_Extracted data entries:_
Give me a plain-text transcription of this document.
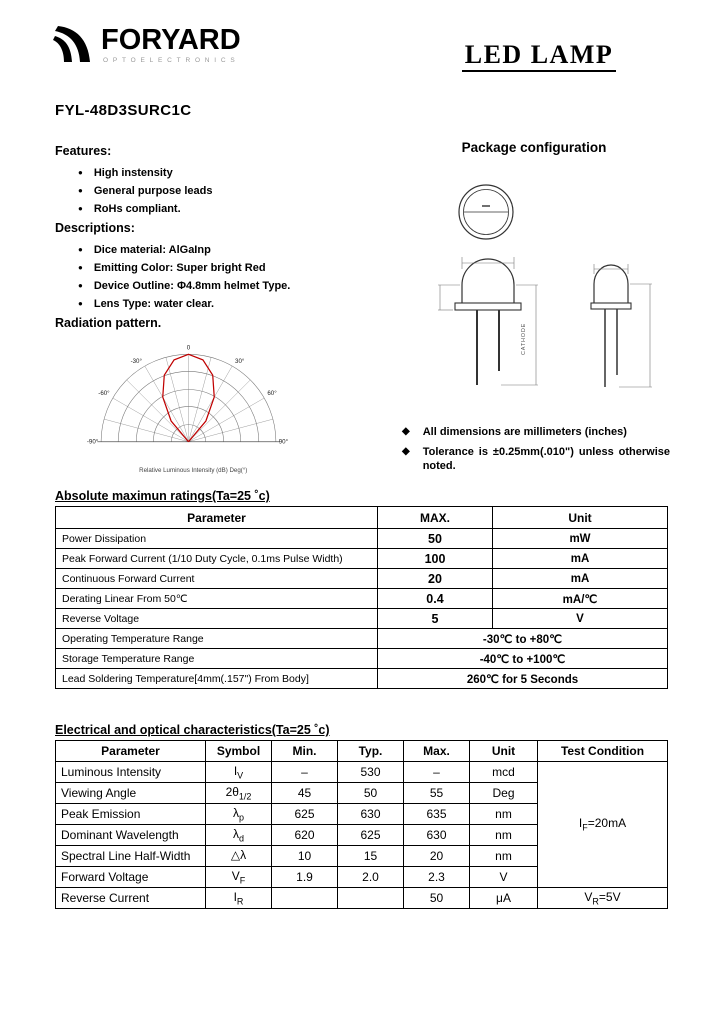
FORYARD
OPTOELECTRONICS	LED LAMP
FYL-48D3SURC1C
Features:
● High instensity
● General purpose leads
● RoHs compliant.
Descriptions:
● Dice material: AlGaInp
● Emitting Color: Super bright Red
● Device Outline: Φ4.8mm helmet Type.
● Lens Type: water clear.
Radiation pattern.
-90°
-60°
-30°
0
30°
60°
90°
Relative Luminous Intensity (dB) Deg(°)
Package configuration
CATHODE
◆ All dimensions are millimeters (inches)
◆ Tolerance is ±0.25mm(.010") unless otherwise noted.
Absolute maximun ratings(Ta=25 ˚c)
Parameter	MAX.	Unit
Power Dissipation	50	mW
Peak Forward Current (1/10 Duty Cycle, 0.1ms Pulse Width)	100	mA
Continuous Forward Current	20	mA
Derating Linear From 50℃	0.4	mA/℃
Reverse Voltage	5	V
Operating Temperature Range	-30℃ to +80℃	
Storage Temperature Range	-40℃ to +100℃	
Lead Soldering Temperature[4mm(.157") From Body]	260℃ for 5 Seconds	
Electrical and optical characteristics(Ta=25 ˚c)
Parameter	Symbol	Min.	Typ.	Max.	Unit	Test Condition
Luminous Intensity	$I_V$	–	530	–	mcd	$I_F=20mA$
Viewing Angle	$2\theta_{1/2}$	45	50	55	Deg	
Peak Emission	$\lambda_p$	625	630	635	nm	
Dominant Wavelength	$\lambda_d$	620	625	630	nm	
Spectral Line Half-Width	△λ	10	15	20	nm	
Forward Voltage	$V_F$	1.9	2.0	2.3	V	
Reverse Current	$I_R$			50	μA	$V_R=5V$
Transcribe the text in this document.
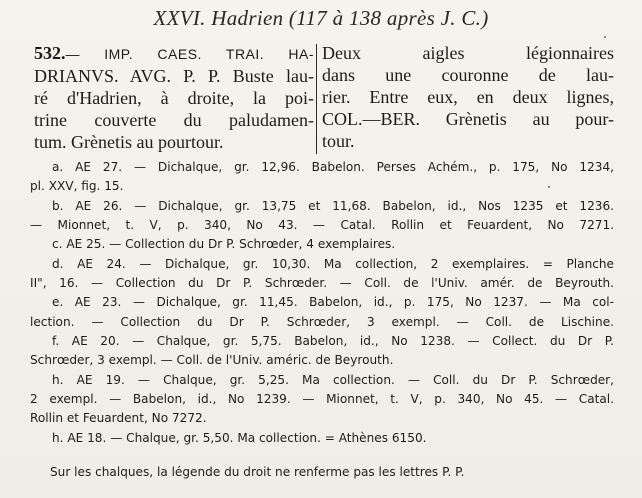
XXVI. Hadrien (117 à 138 après J. C.)
532.— IMP. CAES. TRAI. HA-
DRIANVS. AVG. P. P. Buste lau-
ré d'Hadrien, à droite, la poi-
trine couverte du paludamen-
tum. Grènetis au pourtour.
Deux aigles légionnaires
dans une couronne de lau-
rier. Entre eux, en deux lignes,
COL.—BER. Grènetis au pour-
tour.
a. AE 27. — Dichalque, gr. 12,96. Babelon. Perses Achém., p. 175, No 1234,
pl. XXV, fig. 15.
b. AE 26. — Dichalque, gr. 13,75 et 11,68. Babelon, id., Nos 1235 et 1236.
— Mionnet, t. V, p. 340, No 43. — Catal. Rollin et Feuardent, No 7271.
c. AE 25. — Collection du Dr P. Schrœder, 4 exemplaires.
d. AE 24. — Dichalque, gr. 10,30. Ma collection, 2 exemplaires. = Planche
II", 16. — Collection du Dr P. Schrœder. — Coll. de l'Univ. amér. de Beyrouth.
e. AE 23. — Dichalque, gr. 11,45. Babelon, id., p. 175, No 1237. — Ma col-
lection. — Collection du Dr P. Schrœder, 3 exempl. — Coll. de Lischine.
f. AE 20. — Chalque, gr. 5,75. Babelon, id., No 1238. — Collect. du Dr P.
Schrœder, 3 exempl. — Coll. de l'Univ. améric. de Beyrouth.
h. AE 19. — Chalque, gr. 5,25. Ma collection. — Coll. du Dr P. Schrœder,
2 exempl. — Babelon, id., No 1239. — Mionnet, t. V, p. 340, No 45. — Catal.
Rollin et Feuardent, No 7272.
h. AE 18. — Chalque, gr. 5,50. Ma collection. = Athènes 6150.
Sur les chalques, la légende du droit ne renferme pas les lettres P. P.
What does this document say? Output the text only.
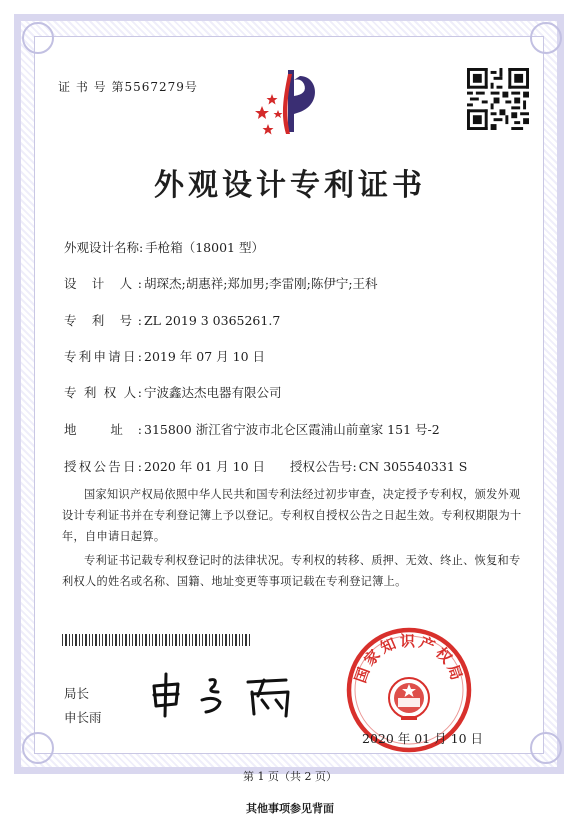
证 书 号 第5567279号
外观设计专利证书
外观设计名称: 手枪箱（18001 型）
设 计 人: 胡琛杰;胡惠祥;郑加男;李雷刚;陈伊宁;王科
专 利 号: ZL 2019 3 0365261.7
专利申请日: 2019 年 07 月 10 日
专 利 权 人: 宁波鑫达杰电器有限公司
地 址: 315800 浙江省宁波市北仑区霞浦山前童家 151 号-2
授权公告日: 2020 年 01 月 10 日 授权公告号: CN 305540331 S
国家知识产权局依照中华人民共和国专利法经过初步审查，决定授予专利权，颁发外观设计专利证书并在专利登记簿上予以登记。专利权自授权公告之日起生效。专利权期限为十年，自申请日起算。
专利证书记载专利权登记时的法律状况。专利权的转移、质押、无效、终止、恢复和专利权人的姓名或名称、国籍、地址变更等事项记载在专利登记簿上。
局长
申长雨
国家知识产权局
2020 年 01 月 10 日
第 1 页（共 2 页）
其他事项参见背面
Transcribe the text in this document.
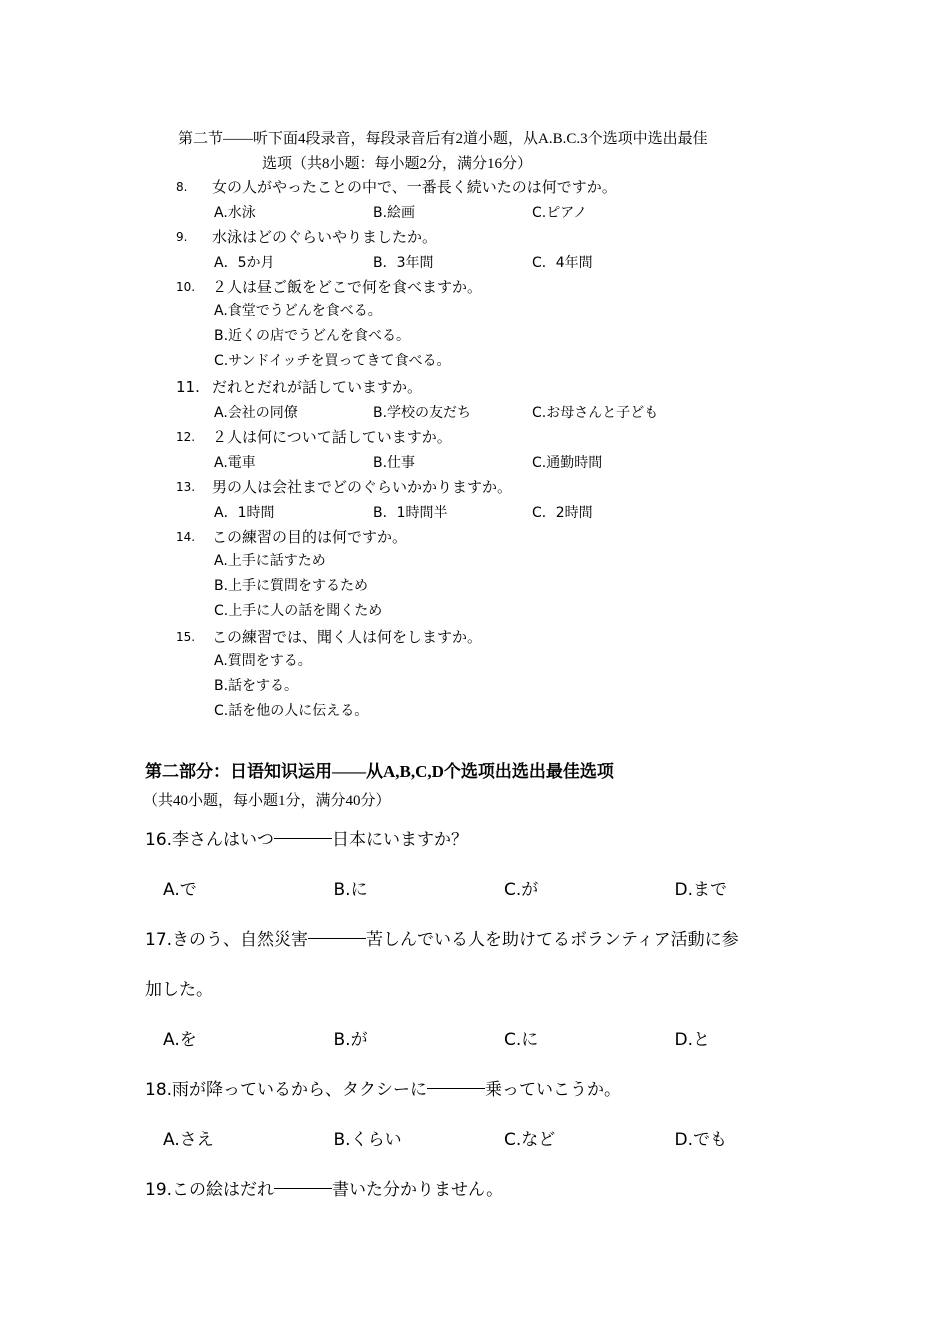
第二节——听下面4段录音，每段录音后有2道小题，从A.B.C.3个选项中选出最佳
选项（共8小题：每小题2分，满分16分）
8.	女の人がやったことの中で、一番長く続いたのは何ですか。
A.水泳	B.絵画	C.ピアノ
9.	水泳はどのぐらいやりましたか。
A．5か月	B．3年間	C．4年間
10.	２人は昼ご飯をどこで何を食べますか。
A.食堂でうどんを食べる。
B.近くの店でうどんを食べる。
C.サンドイッチを買ってきて食べる。
11. だれとだれが話していますか。
A.会社の同僚	B.学校の友だち	C.お母さんと子ども
12.	２人は何について話していますか。
A.電車	B.仕事	C.通勤時間
13.	男の人は会社までどのぐらいかかりますか。
A．1時間	B．1時間半	C．2時間
14.	この練習の目的は何ですか。
A.上手に話すため
B.上手に質問をするため
C.上手に人の話を聞くため
15.	この練習では、聞く人は何をしますか。
A.質問をする。
B.話をする。
C.話を他の人に伝える。
第二部分：日语知识运用——从A,B,C,D个选项出选出最佳选项
（共40小题，每小题1分，满分40分）
16.李さんはいつ	日本にいますか？
A.で	B.に	C.が	D.まで
17.きのう、自然災害	苦しんでいる人を助けてるボランティア活動に参
加した。
A.を	B.が	C.に	D.と
18.雨が降っているから、タクシーに	乗っていこうか。
A.さえ	B.くらい	C.など	D.でも
19.この絵はだれ	書いた分かりません。
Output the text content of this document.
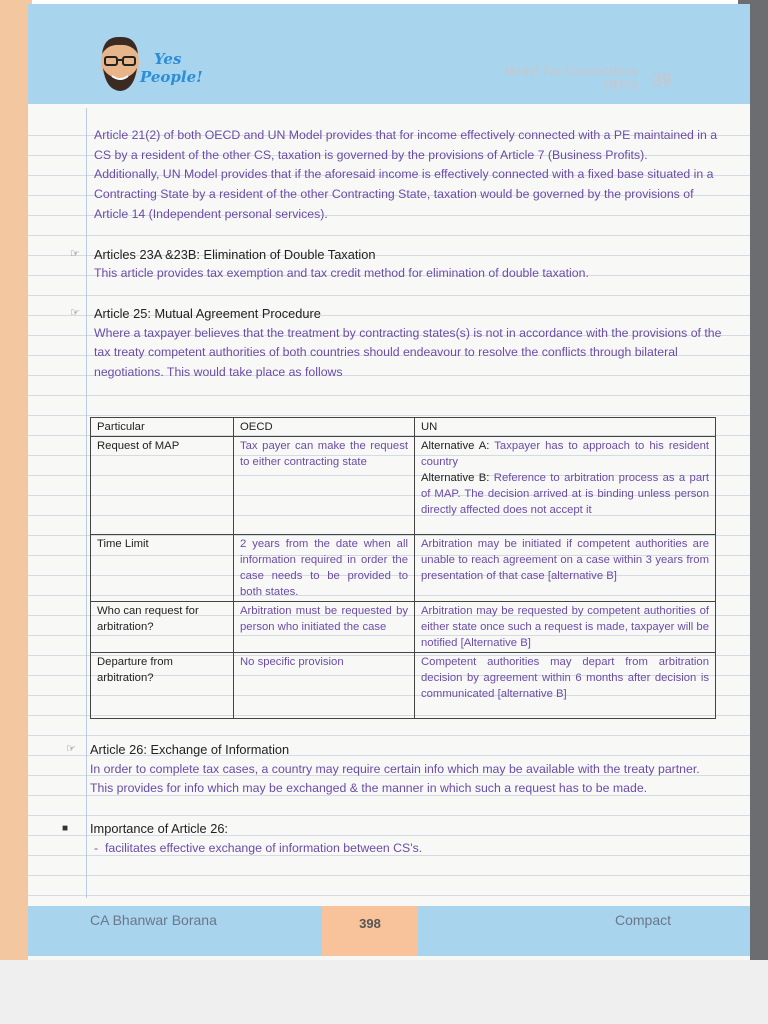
Yes
People!	Model Tax Conventions
(MTC) 39

Article 21(2) of both OECD and UN Model provides that for income effectively connected with a PE maintained in a CS by a resident of the other CS, taxation is governed by the provisions of Article 7 (Business Profits).

Additionally, UN Model provides that if the aforesaid income is effectively connected with a fixed base situated in a Contracting State by a resident of the other Contracting State, taxation would be governed by the provisions of Article 14 (Independent personal services).

☞ Articles 23A &23B: Elimination of Double Taxation

This article provides tax exemption and tax credit method for elimination of double taxation.

☞ Article 25: Mutual Agreement Procedure

Where a taxpayer believes that the treatment by contracting states(s) is not in accordance with the provisions of the tax treaty competent authorities of both countries should endeavour to resolve the conflicts through bilateral negotiations. This would take place as follows

Particular	OECD	UN
Request of MAP	Tax payer can make the request to either contracting state	Alternative A: Taxpayer has to approach to his resident country
Alternative B: Reference to arbitration process as a part of MAP. The decision arrived at is binding unless person directly affected does not accept it
Time Limit	2 years from the date when all information required in order the case needs to be provided to both states.	Arbitration may be initiated if competent authorities are unable to reach agreement on a case within 3 years from presentation of that case [alternative B]
Who can request for arbitration?	Arbitration must be requested by person who initiated the case	Arbitration may be requested by competent authorities of either state once such a request is made, taxpayer will be notified [Alternative B]
Departure from arbitration?	No specific provision	Competent authorities may depart from arbitration decision by agreement within 6 months after decision is communicated [alternative B]
☞ Article 26: Exchange of Information

In order to complete tax cases, a country may require certain info which may be available with the treaty partner. This provides for info which may be exchanged & the manner in which such a request has to be made.

■ Importance of Article 26:

-  facilitates effective exchange of information between CS's.

CA Bhanwar Borana	398	Compact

_Do this:_ Only lines with the string "would" belong in your answer; copy each one.

_Response to this task:_
Additionally, UN Model provides that if the aforesaid income is effectively connected with a fixed base situated in a Contracting State by a resident of the other Contracting State, taxation would be governed by the provisions of Article 14 (Independent personal services).
Where a taxpayer believes that the treatment by contracting states(s) is not in accordance with the provisions of the tax treaty competent authorities of both countries should endeavour to resolve the conflicts through bilateral negotiations. This would take place as follows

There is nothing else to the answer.